_Challenges:_
1/ In the news article about the Keep It Colorado land plan, on how many acres of land will the coalition focus its preservation efforts?
2/ Return, word for word, everything in the news article about the Keep It Colorado land plan from "Caldera doesn't think" down to "on their lands.".
3/ Supply the next part of the news article about the Keep It Colorado land plan, picking up after its final sentence.

Coalition's goal would help protect land in 24 regions
By Jerd Smith, Rocky Mountain News
Thursday, April 24, 2008
Thousands of acres of private lands that are home to critical wildlife habitat, river corridors and scenic landscapes would be saved from development under an $800 million plan unveiled Wednesday.
The undertaking is the work of a new coalition called Keep It Colorado. Its high-profile members include the Conservation Fund, Colorado Open Lands, Nature Conservancy, Trust For Public Lands and Colorado Conservation Trust.
The group will focus attention and preservation efforts on 700,000 acres of land in 24 different regions of the state, from the San Juan Valley to the Eastern Plains.
Keep It Colorado officials are counting on landowners to donate easements on critical properties worth $400 million, and they hope to raise roughly $400 million from private and public sources, possibly from severance tax funds.
But severance tax funds are far from guaranteed.
Rep. Bernie Buescher, chairman of the Joint Budget Committee, said if changes are made to oil and gas severance tax rules, then voters will be the ones to decide if new monies are channeled into land conservation.
"And the fact is that there is going to be a lot of competition for that money," Buescher said.
The plan is not without its critics.
"We have no shortage of open spaces in Colorado," said Jon Caldera, president of the Independence Institute, a free-market think tank.
Caldera doesn't think Colorado should be spending tax money to protect land.
"What gets me is that right now everyone is licking their lips over oil and gas money and more taxes," said Caldera. "The only thing we need much more of is energy. The last thing I want to tax is what we need the most."
But Gov. Bill Ritter, who introduced Keep It Colorado to dozens of conservation groups at a breakfast at the Denver Botanic Gardens on Wednesday, lauded the plan. "This will invigorate our collective efforts to preserve what's best about our state," he said.
Colorado has become a national leader in land conservation, saving more than 1.1 million acres using easements, legal tools that allow property owners to claim lucrative income tax credits in exchange for prohibiting development on their lands.

_Given material:_
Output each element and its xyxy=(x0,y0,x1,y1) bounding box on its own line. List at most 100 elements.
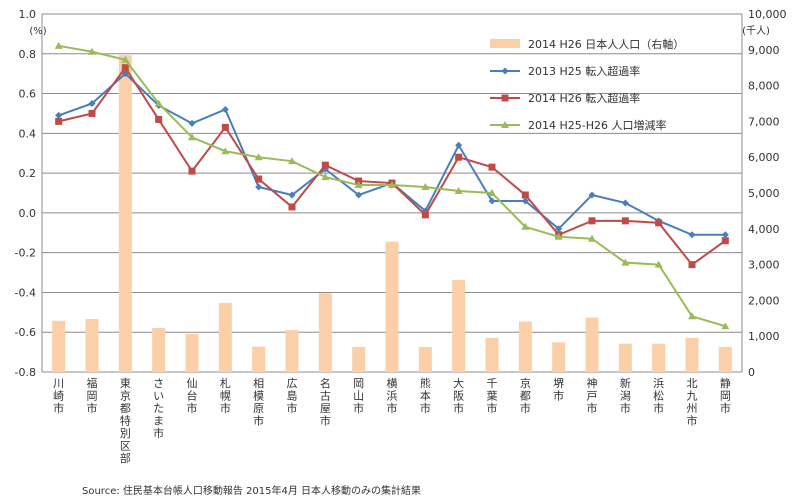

_Written answers:_
1/ 700,000 acres

2/
Caldera doesn't think Colorado should be spending tax money to protect land.
"What gets me is that right now everyone is licking their lips over oil and gas money and more taxes," said Caldera. "The only thing we need much more of is energy. The last thing I want to tax is what we need the most."
But Gov. Bill Ritter, who introduced Keep It Colorado to dozens of conservation groups at a breakfast at the Denver Botanic Gardens on Wednesday, lauded the plan. "This will invigorate our collective efforts to preserve what's best about our state," he said.
Colorado has become a national leader in land conservation, saving more than 1.1 million acres using easements, legal tools that allow property owners to claim lucrative income tax credits in exchange for prohibiting development on their lands.

3/
But Colorado's program, enacted in 2000, has been plagued with abuse, with hundreds of easements under investigation for using faulty appraisals and for protecting lands of questionable public value.
Ritter acknowledged those problems, but said he wanted the conservation tax credit program preserved.
"We've found there are people who have abused the tax credit program. And worse, there are people who say it should end. But we are not going to let it go away," he said.
Great Outdoors Colorado, an independent agency funded with lottery dollars, has protected hundreds of thousands of acres statewide, as have local open space programs.
But Colorado's lands are under increasing pressure due to residential and commercial development and new oil and gas production.
"If we are ever going to keep it Colorado, now is the time to do it," said Michael Dowling, chairman of the Boulder-based Colorado Conservation Trust.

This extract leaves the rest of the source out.